[SHORT EXERCISE] Find how many lines of the listing below include the word "hereinafter", then report the number by itself.

[Records from a data source]
· · · · · · ·

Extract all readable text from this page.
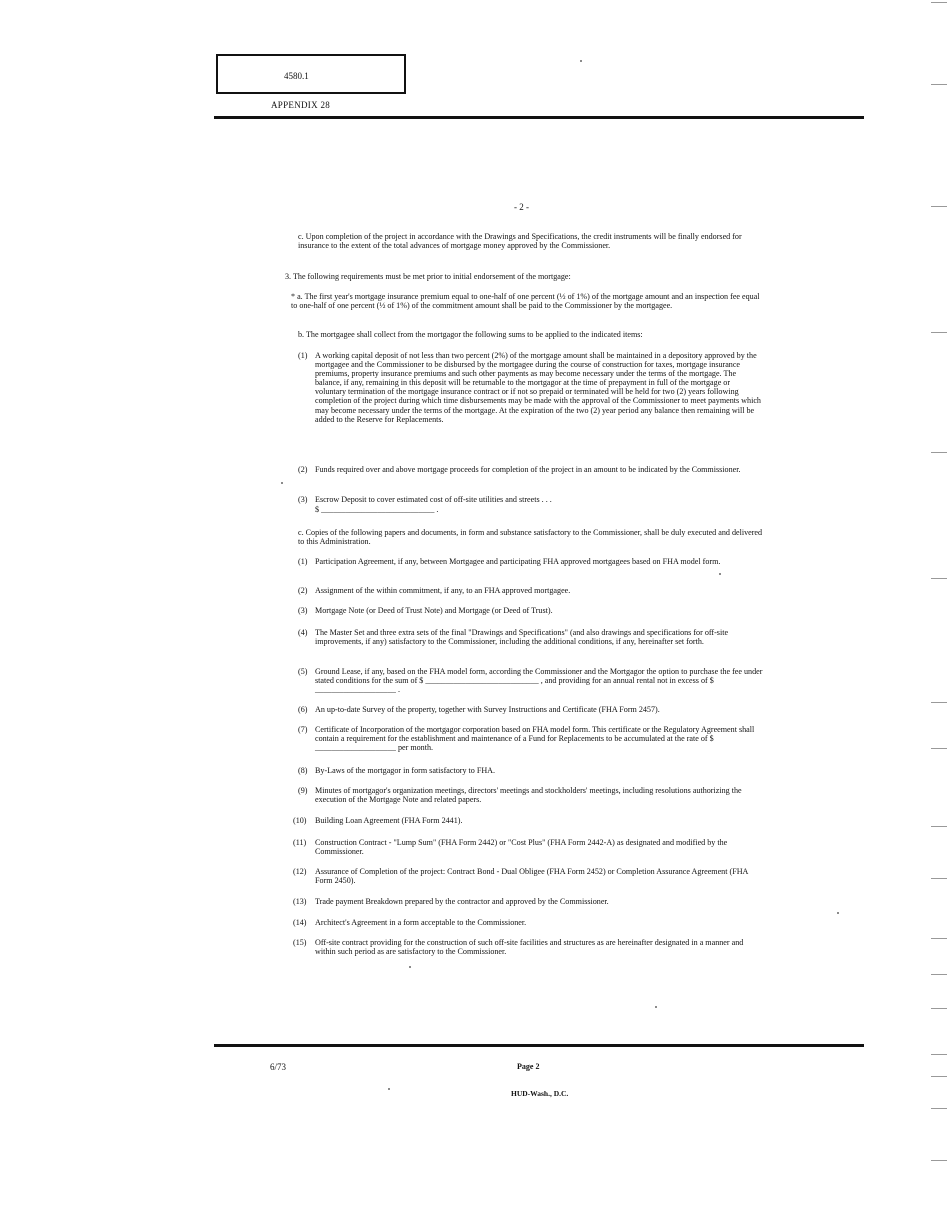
4580.1
APPENDIX 28
- 2 -

c. Upon completion of the project in accordance with the Drawings and Specifications, the credit instruments will be finally endorsed for insurance to the extent of the total advances of mortgage money approved by the Commissioner.

3. The following requirements must be met prior to initial endorsement of the mortgage:

* a. The first year's mortgage insurance premium equal to one-half of one percent (½ of 1%) of the mortgage amount and an inspection fee equal to one-half of one percent (½ of 1%) of the commitment amount shall be paid to the Commissioner by the mortgagee.

b. The mortgagee shall collect from the mortgagor the following sums to be applied to the indicated items:

(1) A working capital deposit of not less than two percent (2%) of the mortgage amount shall be maintained in a depository approved by the mortgagee and the Commissioner to be disbursed by the mortgagee during the course of construction for taxes, mortgage insurance premiums, property insurance premiums and such other payments as may become necessary under the terms of the mortgage. The balance, if any, remaining in this deposit will be returnable to the mortgagor at the time of prepayment in full of the mortgage or voluntary termination of the mortgage insurance contract or if not so prepaid or terminated will be held for two (2) years following completion of the project during which time disbursements may be made with the approval of the Commissioner to meet payments which may become necessary under the terms of the mortgage. At the expiration of the two (2) year period any balance then remaining will be added to the Reserve for Replacements.

(2) Funds required over and above mortgage proceeds for completion of the project in an amount to be indicated by the Commissioner.

(3) Escrow Deposit to cover estimated cost of off-site utilities and streets . . .

$ ____________________________ .

c. Copies of the following papers and documents, in form and substance satisfactory to the Commissioner, shall be duly executed and delivered to this Administration.

(1) Participation Agreement, if any, between Mortgagee and participating FHA approved mortgagees based on FHA model form.

(2) Assignment of the within commitment, if any, to an FHA approved mortgagee.

(3) Mortgage Note (or Deed of Trust Note) and Mortgage (or Deed of Trust).

(4) The Master Set and three extra sets of the final "Drawings and Specifications" (and also drawings and specifications for off-site improvements, if any) satisfactory to the Commissioner, including the additional conditions, if any, hereinafter set forth.

(5) Ground Lease, if any, based on the FHA model form, according the Commissioner and the Mortgagor the option to purchase the fee under stated conditions for the sum of $ ____________________________ , and providing for an annual rental not in excess of $ ____________________ .

(6) An up-to-date Survey of the property, together with Survey Instructions and Certificate (FHA Form 2457).

(7) Certificate of Incorporation of the mortgagor corporation based on FHA model form. This certificate or the Regulatory Agreement shall contain a requirement for the establishment and maintenance of a Fund for Replacements to be accumulated at the rate of $ ____________________ per month.

(8) By-Laws of the mortgagor in form satisfactory to FHA.

(9) Minutes of mortgagor's organization meetings, directors' meetings and stockholders' meetings, including resolutions authorizing the execution of the Mortgage Note and related papers.

(10) Building Loan Agreement (FHA Form 2441).

(11) Construction Contract - "Lump Sum" (FHA Form 2442) or "Cost Plus" (FHA Form 2442-A) as designated and modified by the Commissioner.

(12) Assurance of Completion of the project: Contract Bond - Dual Obligee (FHA Form 2452) or Completion Assurance Agreement (FHA Form 2450).

(13) Trade payment Breakdown prepared by the contractor and approved by the Commissioner.

(14) Architect's Agreement in a form acceptable to the Commissioner.

(15) Off-site contract providing for the construction of such off-site facilities and structures as are hereinafter designated in a manner and within such period as are satisfactory to the Commissioner.

6/73	Page 2
HUD-Wash., D.C.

· · · · · · ·

[EXPECTED OUTPUT] 2